#### Aim
Write out every entry precisely as given, leaving the pictures out.

(Collection entries)
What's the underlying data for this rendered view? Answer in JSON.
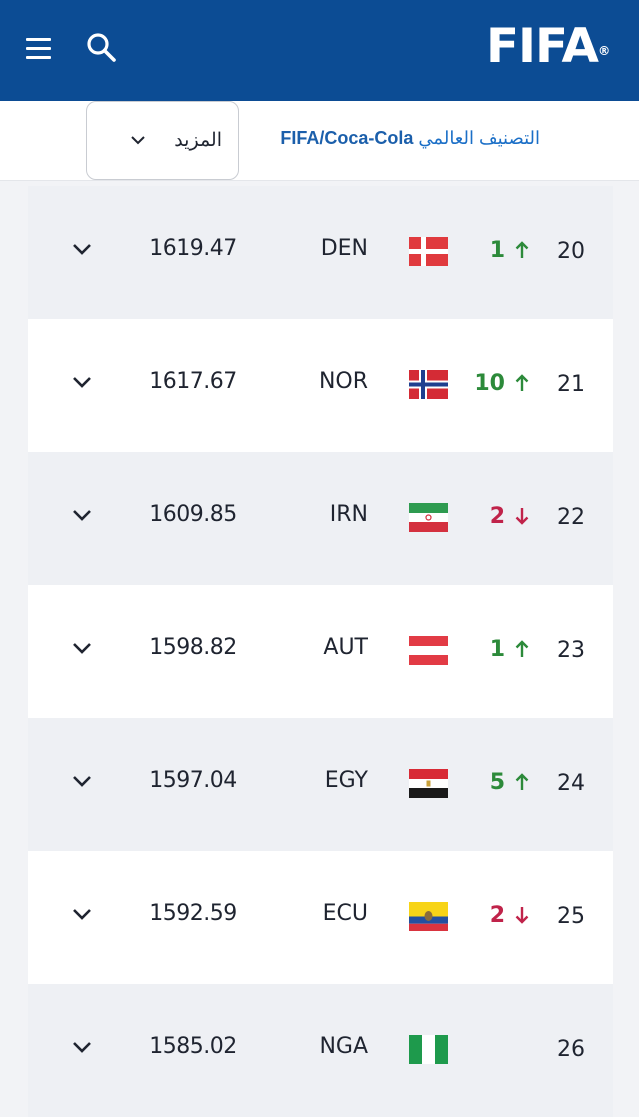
{
  "header": {
    "logo": "FIFA",
    "logo_mark": "®",
    "menu_icon": "hamburger-menu-icon",
    "search_icon": "search-icon",
    "bg_color": "#0c4c94"
  },
  "subbar": {
    "title_prefix": "التصنيف العالمي",
    "title_brand": "FIFA/Coca-Cola",
    "more_label": "المزيد"
  },
  "colors": {
    "up": "#2c8a3a",
    "down": "#c0234a",
    "link": "#1b6fc7"
  },
  "rows": [
    {
      "rank": "20",
      "movement": "1",
      "direction": "up",
      "code": "DEN",
      "points": "1619.47",
      "flag": "denmark-flag"
    },
    {
      "rank": "21",
      "movement": "10",
      "direction": "up",
      "code": "NOR",
      "points": "1617.67",
      "flag": "norway-flag"
    },
    {
      "rank": "22",
      "movement": "2",
      "direction": "down",
      "code": "IRN",
      "points": "1609.85",
      "flag": "iran-flag"
    },
    {
      "rank": "23",
      "movement": "1",
      "direction": "up",
      "code": "AUT",
      "points": "1598.82",
      "flag": "austria-flag"
    },
    {
      "rank": "24",
      "movement": "5",
      "direction": "up",
      "code": "EGY",
      "points": "1597.04",
      "flag": "egypt-flag"
    },
    {
      "rank": "25",
      "movement": "2",
      "direction": "down",
      "code": "ECU",
      "points": "1592.59",
      "flag": "ecuador-flag"
    },
    {
      "rank": "26",
      "movement": "",
      "direction": "none",
      "code": "NGA",
      "points": "1585.02",
      "flag": "nigeria-flag"
    }
  ]
}
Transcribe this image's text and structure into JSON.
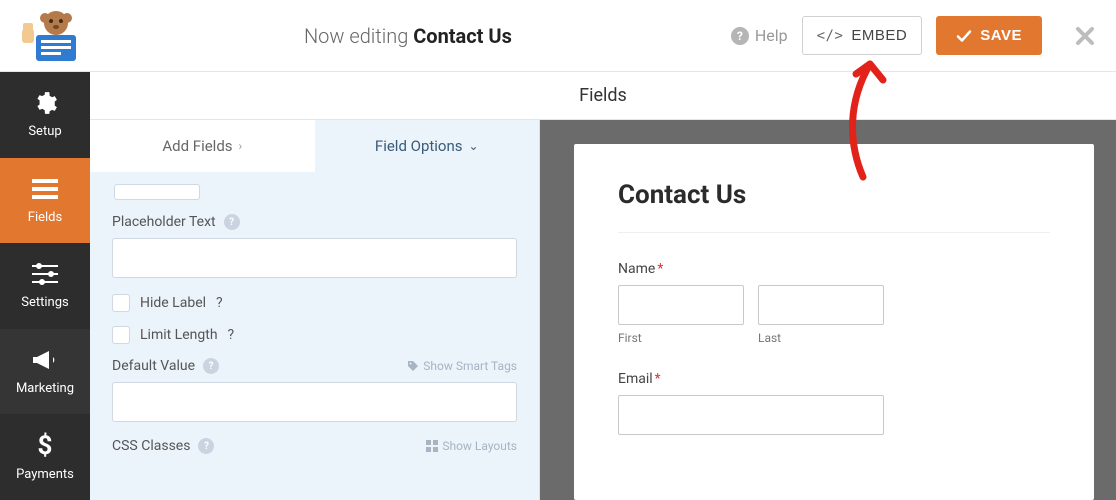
{
  "topbar": {
    "editing_prefix": "Now editing ",
    "editing_name": "Contact Us",
    "help_label": "Help",
    "embed_label": "EMBED",
    "save_label": "SAVE"
  },
  "sidebar": {
    "items": [
      {
        "id": "setup",
        "label": "Setup",
        "icon": "gear"
      },
      {
        "id": "fields",
        "label": "Fields",
        "icon": "list"
      },
      {
        "id": "settings",
        "label": "Settings",
        "icon": "sliders"
      },
      {
        "id": "marketing",
        "label": "Marketing",
        "icon": "megaphone"
      },
      {
        "id": "payments",
        "label": "Payments",
        "icon": "dollar"
      }
    ],
    "active": "fields"
  },
  "center": {
    "header": "Fields",
    "tabs": {
      "add_fields": "Add Fields",
      "field_options": "Field Options"
    },
    "active_tab": "field_options"
  },
  "options": {
    "placeholder_label": "Placeholder Text",
    "placeholder_value": "",
    "hide_label": "Hide Label",
    "limit_length": "Limit Length",
    "default_value_label": "Default Value",
    "default_value_value": "",
    "show_smart_tags": "Show Smart Tags",
    "css_classes_label": "CSS Classes",
    "show_layouts": "Show Layouts"
  },
  "preview": {
    "title": "Contact Us",
    "name_label": "Name",
    "first_label": "First",
    "last_label": "Last",
    "email_label": "Email",
    "required_marker": "*"
  },
  "colors": {
    "accent": "#e27730",
    "panel_blue": "#ebf3fb",
    "sidebar_bg": "#2d2d2d"
  }
}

#### Solution
What's the underlying data for this rendered view? Answer in JSON.
{
  "header": {
    "logo": "FIFA",
    "logo_mark": "®",
    "menu_icon": "hamburger-menu-icon",
    "search_icon": "search-icon",
    "bg_color": "#0c4c94"
  },
  "subbar": {
    "title_prefix": "التصنيف العالمي",
    "title_brand": "FIFA/Coca-Cola",
    "more_label": "المزيد"
  },
  "colors": {
    "up": "#2c8a3a",
    "down": "#c0234a",
    "link": "#1b6fc7"
  },
  "rows": [
    {
      "rank": "20",
      "movement": "1",
      "direction": "up",
      "code": "DEN",
      "points": "1619.47",
      "flag": "denmark-flag"
    },
    {
      "rank": "21",
      "movement": "10",
      "direction": "up",
      "code": "NOR",
      "points": "1617.67",
      "flag": "norway-flag"
    },
    {
      "rank": "22",
      "movement": "2",
      "direction": "down",
      "code": "IRN",
      "points": "1609.85",
      "flag": "iran-flag"
    },
    {
      "rank": "23",
      "movement": "1",
      "direction": "up",
      "code": "AUT",
      "points": "1598.82",
      "flag": "austria-flag"
    },
    {
      "rank": "24",
      "movement": "5",
      "direction": "up",
      "code": "EGY",
      "points": "1597.04",
      "flag": "egypt-flag"
    },
    {
      "rank": "25",
      "movement": "2",
      "direction": "down",
      "code": "ECU",
      "points": "1592.59",
      "flag": "ecuador-flag"
    },
    {
      "rank": "26",
      "movement": "",
      "direction": "none",
      "code": "NGA",
      "points": "1585.02",
      "flag": "nigeria-flag"
    }
  ]
}
Transcribe this image's text and structure into JSON.
{
  "topbar": {
    "editing_prefix": "Now editing ",
    "editing_name": "Contact Us",
    "help_label": "Help",
    "embed_label": "EMBED",
    "save_label": "SAVE"
  },
  "sidebar": {
    "items": [
      {
        "id": "setup",
        "label": "Setup",
        "icon": "gear"
      },
      {
        "id": "fields",
        "label": "Fields",
        "icon": "list"
      },
      {
        "id": "settings",
        "label": "Settings",
        "icon": "sliders"
      },
      {
        "id": "marketing",
        "label": "Marketing",
        "icon": "megaphone"
      },
      {
        "id": "payments",
        "label": "Payments",
        "icon": "dollar"
      }
    ],
    "active": "fields"
  },
  "center": {
    "header": "Fields",
    "tabs": {
      "add_fields": "Add Fields",
      "field_options": "Field Options"
    },
    "active_tab": "field_options"
  },
  "options": {
    "placeholder_label": "Placeholder Text",
    "placeholder_value": "",
    "hide_label": "Hide Label",
    "limit_length": "Limit Length",
    "default_value_label": "Default Value",
    "default_value_value": "",
    "show_smart_tags": "Show Smart Tags",
    "css_classes_label": "CSS Classes",
    "show_layouts": "Show Layouts"
  },
  "preview": {
    "title": "Contact Us",
    "name_label": "Name",
    "first_label": "First",
    "last_label": "Last",
    "email_label": "Email",
    "required_marker": "*"
  },
  "colors": {
    "accent": "#e27730",
    "panel_blue": "#ebf3fb",
    "sidebar_bg": "#2d2d2d"
  }
}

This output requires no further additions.